### WRITTEN TASK:
Answer with one number only: the number of lines that include the word "August".

Dataset entries
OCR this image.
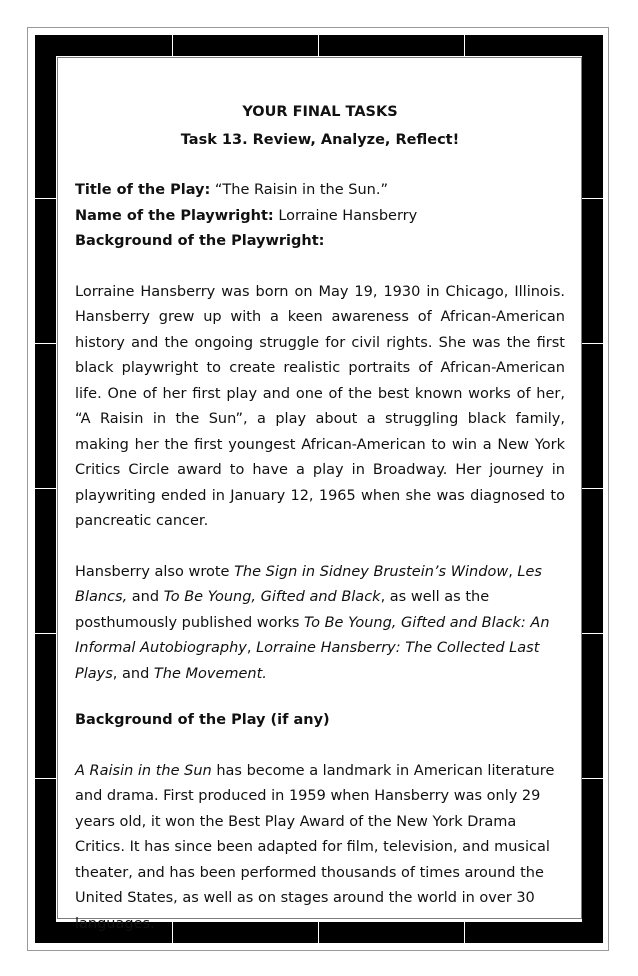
YOUR FINAL TASKS

Task 13. Review, Analyze, Reflect!

Title of the Play: “The Raisin in the Sun.”

Name of the Playwright: Lorraine Hansberry

Background of the Playwright:

Lorraine Hansberry was born on May 19, 1930 in Chicago, Illinois. Hansberry grew up with a keen awareness of African-American history and the ongoing struggle for civil rights. She was the first black playwright to create realistic portraits of African-American life. One of her first play and one of the best known works of her, “A Raisin in the Sun”, a play about a struggling black family, making her the first youngest African-American to win a New York Critics Circle award to have a play in Broadway. Her journey in playwriting ended in January 12, 1965 when she was diagnosed to pancreatic cancer.

Hansberry also wrote The Sign in Sidney Brustein’s Window, Les Blancs, and To Be Young, Gifted and Black, as well as the posthumously published works To Be Young, Gifted and Black: An Informal Autobiography, Lorraine Hansberry: The Collected Last Plays, and The Movement.

Background of the Play (if any)

A Raisin in the Sun has become a landmark in American literature and drama. First produced in 1959 when Hansberry was only 29 years old, it won the Best Play Award of the New York Drama Critics. It has since been adapted for film, television, and musical theater, and has been performed thousands of times around the United States, as well as on stages around the world in over 30 languages.
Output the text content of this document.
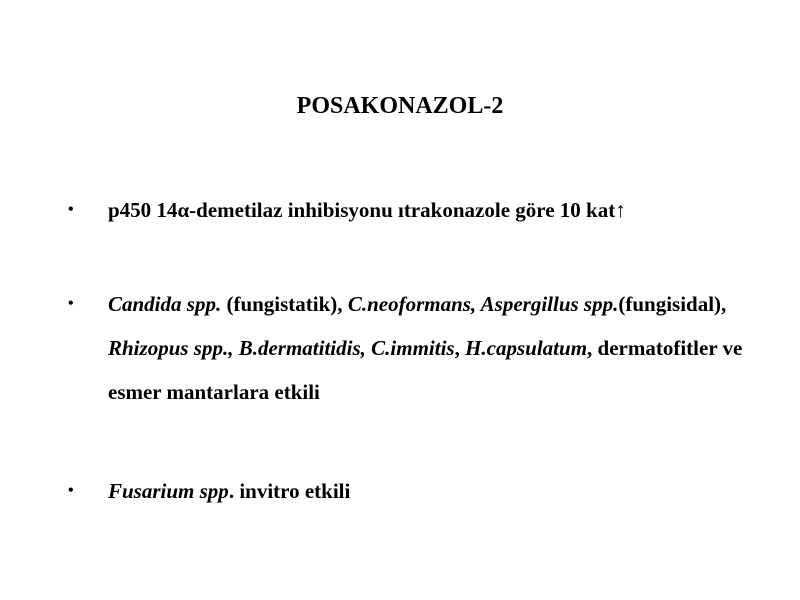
POSAKONAZOL-2
• p450 14α-demetilaz inhibisyonu ıtrakonazole göre 10 kat↑
• Candida spp. (fungistatik), C.neoformans, Aspergillus spp.(fungisidal), Rhizopus spp., B.dermatitidis, C.immitis, H.capsulatum, dermatofitler ve esmer mantarlara etkili
• Fusarium spp. invitro etkili
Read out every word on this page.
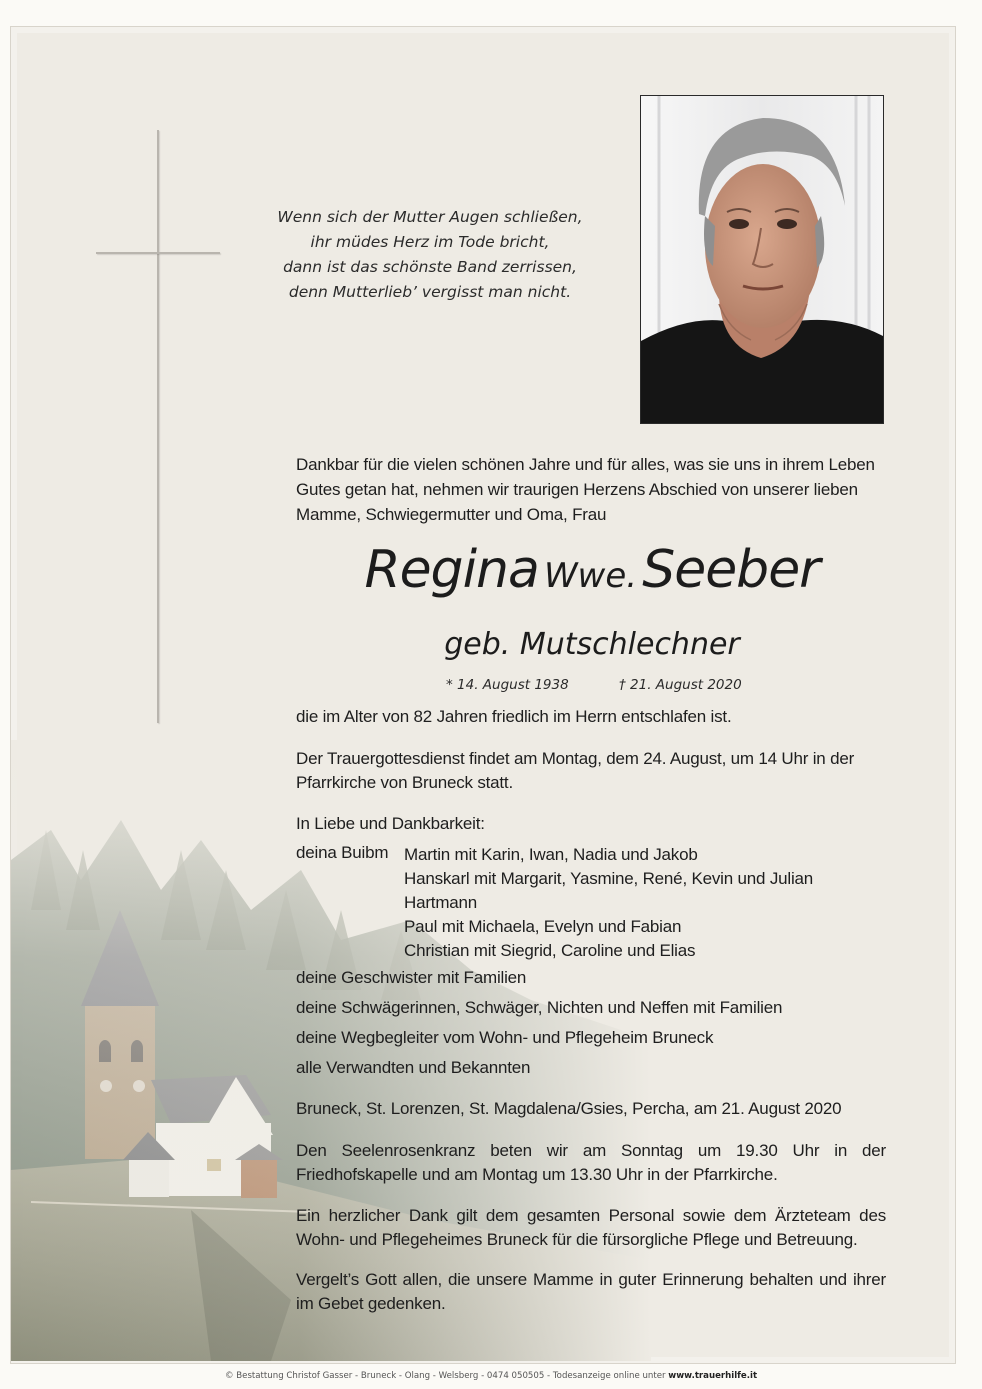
Wenn sich der Mutter Augen schließen,
ihr müdes Herz im Tode bricht,
dann ist das schönste Band zerrissen,
denn Mutterlieb’ vergisst man nicht.
Dankbar für die vielen schönen Jahre und für alles, was sie uns in ihrem Leben
Gutes getan hat, nehmen wir traurigen Herzens Abschied von unserer lieben
Mamme, Schwiegermutter und Oma, Frau
Regina Wwe. Seeber
geb. Mutschlechner
* 14. August 1938	† 21. August 2020
die im Alter von 82 Jahren friedlich im Herrn entschlafen ist.
Der Trauergottesdienst findet am Montag, dem 24. August, um 14 Uhr in der
Pfarrkirche von Bruneck statt.
In Liebe und Dankbarkeit:
deina Buibm Martin mit Karin, Iwan, Nadia und Jakob
Hanskarl mit Margarit, Yasmine, René, Kevin und Julian
Hartmann
Paul mit Michaela, Evelyn und Fabian
Christian mit Siegrid, Caroline und Elias
deine Geschwister mit Familien
deine Schwägerinnen, Schwäger, Nichten und Neffen mit Familien
deine Wegbegleiter vom Wohn- und Pflegeheim Bruneck
alle Verwandten und Bekannten
Bruneck, St. Lorenzen, St. Magdalena/Gsies, Percha, am 21. August 2020
Den Seelenrosenkranz beten wir am Sonntag um 19.30 Uhr in der
Friedhofskapelle und am Montag um 13.30 Uhr in der Pfarrkirche.
Ein herzlicher Dank gilt dem gesamten Personal sowie dem Ärzteteam des
Wohn- und Pflegeheimes Bruneck für die fürsorgliche Pflege und Betreuung.
Vergelt’s Gott allen, die unsere Mamme in guter Erinnerung behalten und ihrer
im Gebet gedenken.
© Bestattung Christof Gasser - Bruneck - Olang - Welsberg - 0474 050505 - Todesanzeige online unter www.trauerhilfe.it
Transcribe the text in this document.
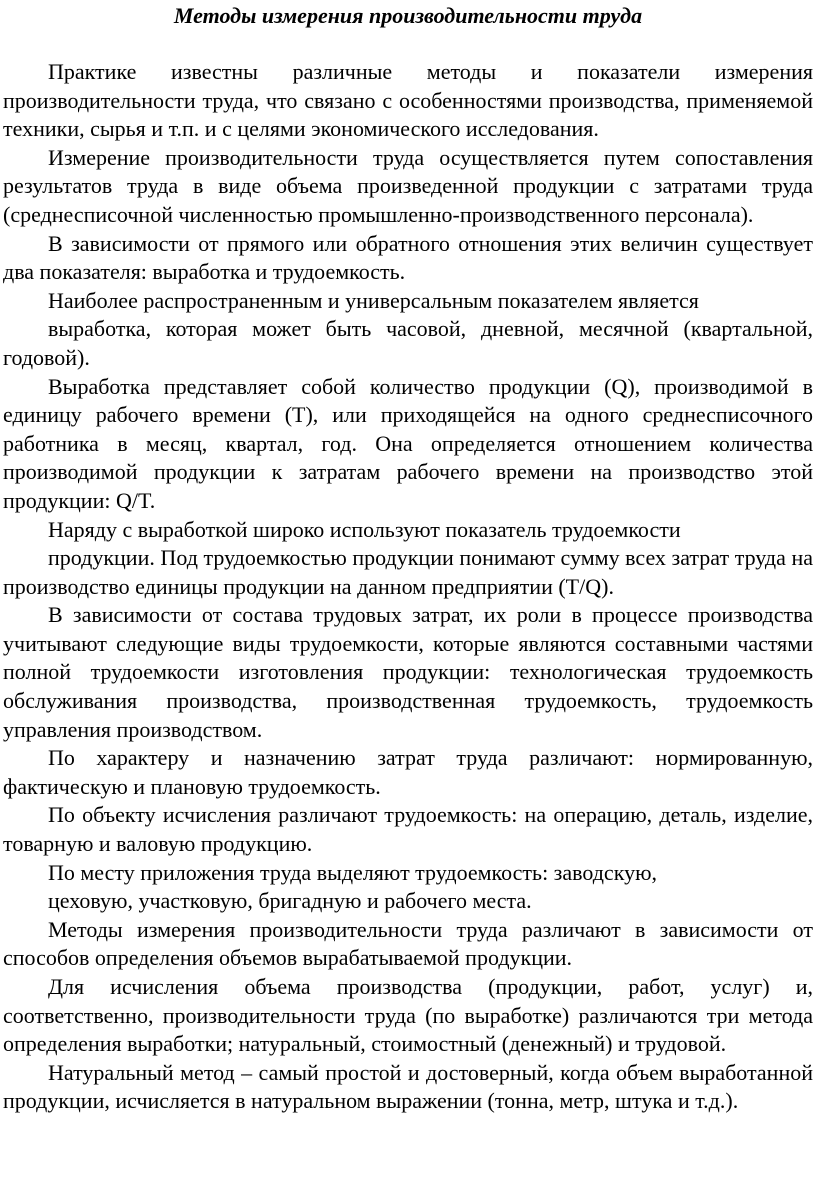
Методы измерения производительности труда

Практике известны различные методы и показатели измерения производительности труда, что связано с особенностями производства, применяемой техники, сырья и т.п. и с целями экономического исследования.

Измерение производительности труда осуществляется путем сопоставления результатов труда в виде объема произведенной продукции с затратами труда (среднесписочной численностью промышленно-производственного персонала).

В зависимости от прямого или обратного отношения этих величин существует два показателя: выработка и трудоемкость.

Наиболее распространенным и универсальным показателем является

выработка, которая может быть часовой, дневной, месячной (квартальной, годовой).

Выработка представляет собой количество продукции (Q), производимой в единицу рабочего времени (T), или приходящейся на одного среднесписочного работника в месяц, квартал, год. Она определяется отношением количества производимой продукции к затратам рабочего времени на производство этой продукции: Q/T.

Наряду с выработкой широко используют показатель трудоемкости

продукции. Под трудоемкостью продукции понимают сумму всех затрат труда на производство единицы продукции на данном предприятии (T/Q).

В зависимости от состава трудовых затрат, их роли в процессе производства учитывают следующие виды трудоемкости, которые являются составными частями полной трудоемкости изготовления продукции: технологическая трудоемкость обслуживания производства, производственная трудоемкость, трудоемкость управления производством.

По характеру и назначению затрат труда различают: нормированную, фактическую и плановую трудоемкость.

По объекту исчисления различают трудоемкость: на операцию, деталь, изделие, товарную и валовую продукцию.

По месту приложения труда выделяют трудоемкость: заводскую,

цеховую, участковую, бригадную и рабочего места.

Методы измерения производительности труда различают в зависимости от способов определения объемов вырабатываемой продукции.

Для исчисления объема производства (продукции, работ, услуг) и, соответственно, производительности труда (по выработке) различаются три метода определения выработки; натуральный, стоимостный (денежный) и трудовой.

Натуральный метод – самый простой и достоверный, когда объем выработанной продукции, исчисляется в натуральном выражении (тонна, метр, штука и т.д.).
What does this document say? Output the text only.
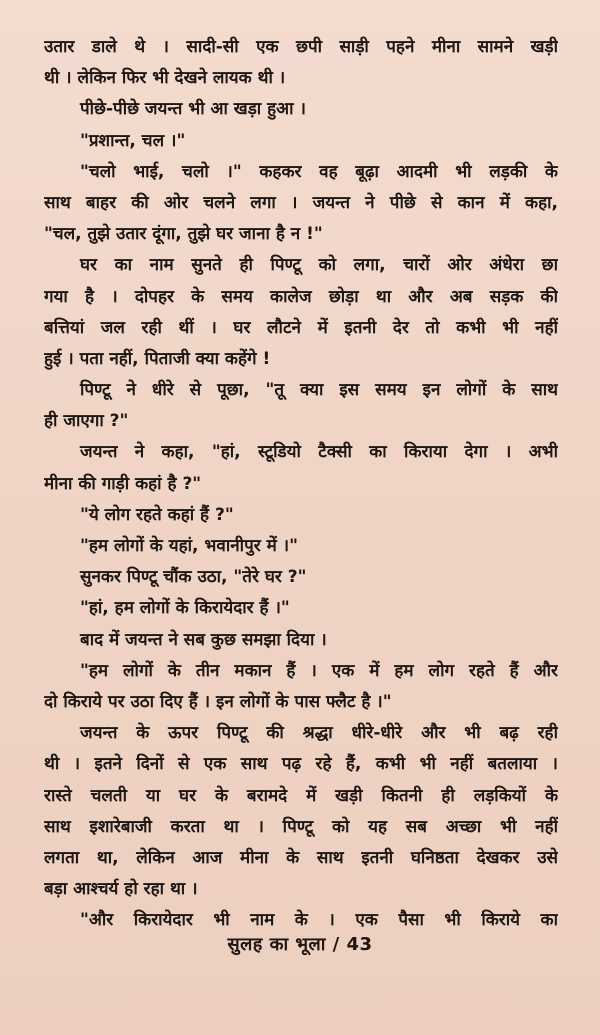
उतार डाले थे । सादी-सी एक छपी साड़ी पहने मीना सामने खड़ी
थी । लेकिन फिर भी देखने लायक थी ।
पीछे-पीछे जयन्त भी आ खड़ा हुआ ।
"प्रशान्त, चल ।"
"चलो भाई, चलो ।" कहकर वह बूढ़ा आदमी भी लड़की के
साथ बाहर की ओर चलने लगा । जयन्त ने पीछे से कान में कहा,
"चल, तुझे उतार दूंगा, तुझे घर जाना है न !"
घर का नाम सुनते ही पिण्टू को लगा, चारों ओर अंधेरा छा
गया है । दोपहर के समय कालेज छोड़ा था और अब सड़क की
बत्तियां जल रही थीं । घर लौटने में इतनी देर तो कभी भी नहीं
हुई । पता नहीं, पिताजी क्या कहेंगे !
पिण्टू ने धीरे से पूछा, "तू क्या इस समय इन लोगों के साथ
ही जाएगा ?"
जयन्त ने कहा, "हां, स्टूडियो टैक्सी का किराया देगा । अभी
मीना की गाड़ी कहां है ?"
"ये लोग रहते कहां हैं ?"
"हम लोगों के यहां, भवानीपुर में ।"
सुनकर पिण्टू चौंक उठा, "तेरे घर ?"
"हां, हम लोगों के किरायेदार हैं ।"
बाद में जयन्त ने सब कुछ समझा दिया ।
"हम लोगों के तीन मकान हैं । एक में हम लोग रहते हैं और
दो किराये पर उठा दिए हैं । इन लोगों के पास फ्लैट है ।"
जयन्त के ऊपर पिण्टू की श्रद्धा धीरे-धीरे और भी बढ़ रही
थी । इतने दिनों से एक साथ पढ़ रहे हैं, कभी भी नहीं बतलाया ।
रास्ते चलती या घर के बरामदे में खड़ी कितनी ही लड़कियों के
साथ इशारेबाजी करता था । पिण्टू को यह सब अच्छा भी नहीं
लगता था, लेकिन आज मीना के साथ इतनी घनिष्ठता देखकर उसे
बड़ा आश्चर्य हो रहा था ।
"और किरायेदार भी नाम के । एक पैसा भी किराये का
सुलह का भूला / 43
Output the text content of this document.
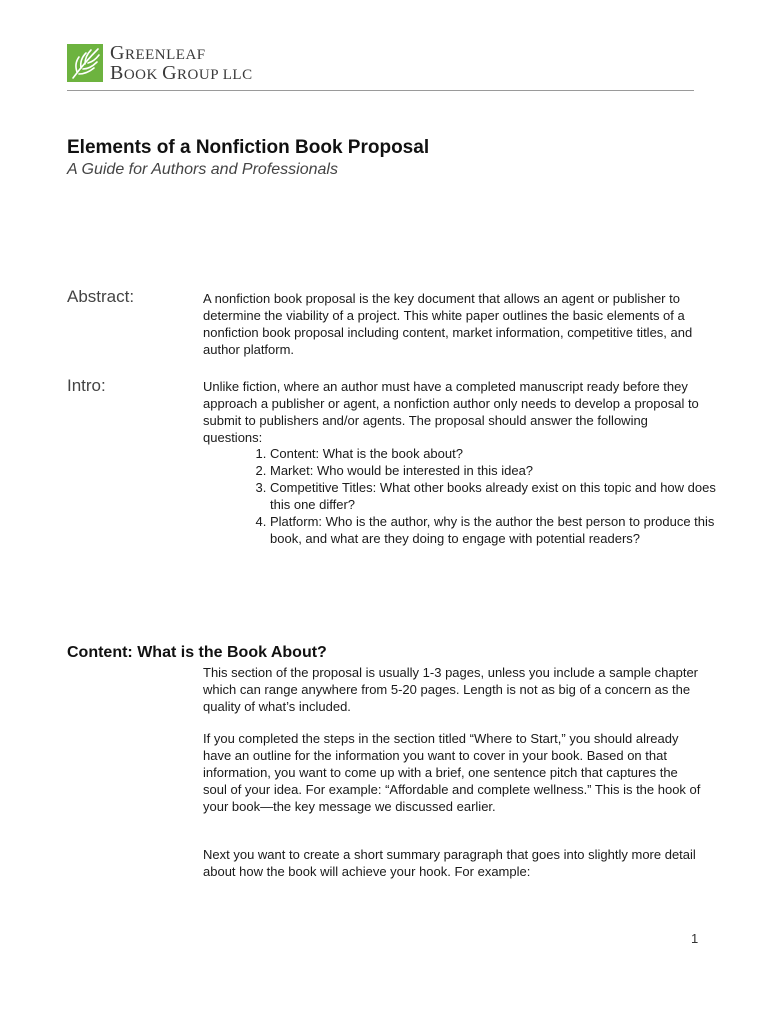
GREENLEAF
BOOK GROUP LLC
Elements of a Nonfiction Book Proposal
A Guide for Authors and Professionals
Abstract:	A nonfiction book proposal is the key document that allows an agent or publisher to determine the viability of a project. This white paper outlines the basic elements of a nonfiction book proposal including content, market information, competitive titles, and author platform.
Intro:	Unlike fiction, where an author must have a completed manuscript ready before they approach a publisher or agent, a nonfiction author only needs to develop a proposal to submit to publishers and/or agents. The proposal should answer the following questions:
1. Content: What is the book about?
2. Market: Who would be interested in this idea?
3. Competitive Titles: What other books already exist on this topic and how does this one differ?
4. Platform: Who is the author, why is the author the best person to produce this book, and what are they doing to engage with potential readers?
Content: What is the Book About?
This section of the proposal is usually 1-3 pages, unless you include a sample chapter which can range anywhere from 5-20 pages. Length is not as big of a concern as the quality of what’s included.
If you completed the steps in the section titled “Where to Start,” you should already have an outline for the information you want to cover in your book. Based on that information, you want to come up with a brief, one sentence pitch that captures the soul of your idea. For example: “Affordable and complete wellness.” This is the hook of your book—the key message we discussed earlier.
Next you want to create a short summary paragraph that goes into slightly more detail about how the book will achieve your hook. For example:
1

### FULL OUTPUT:
3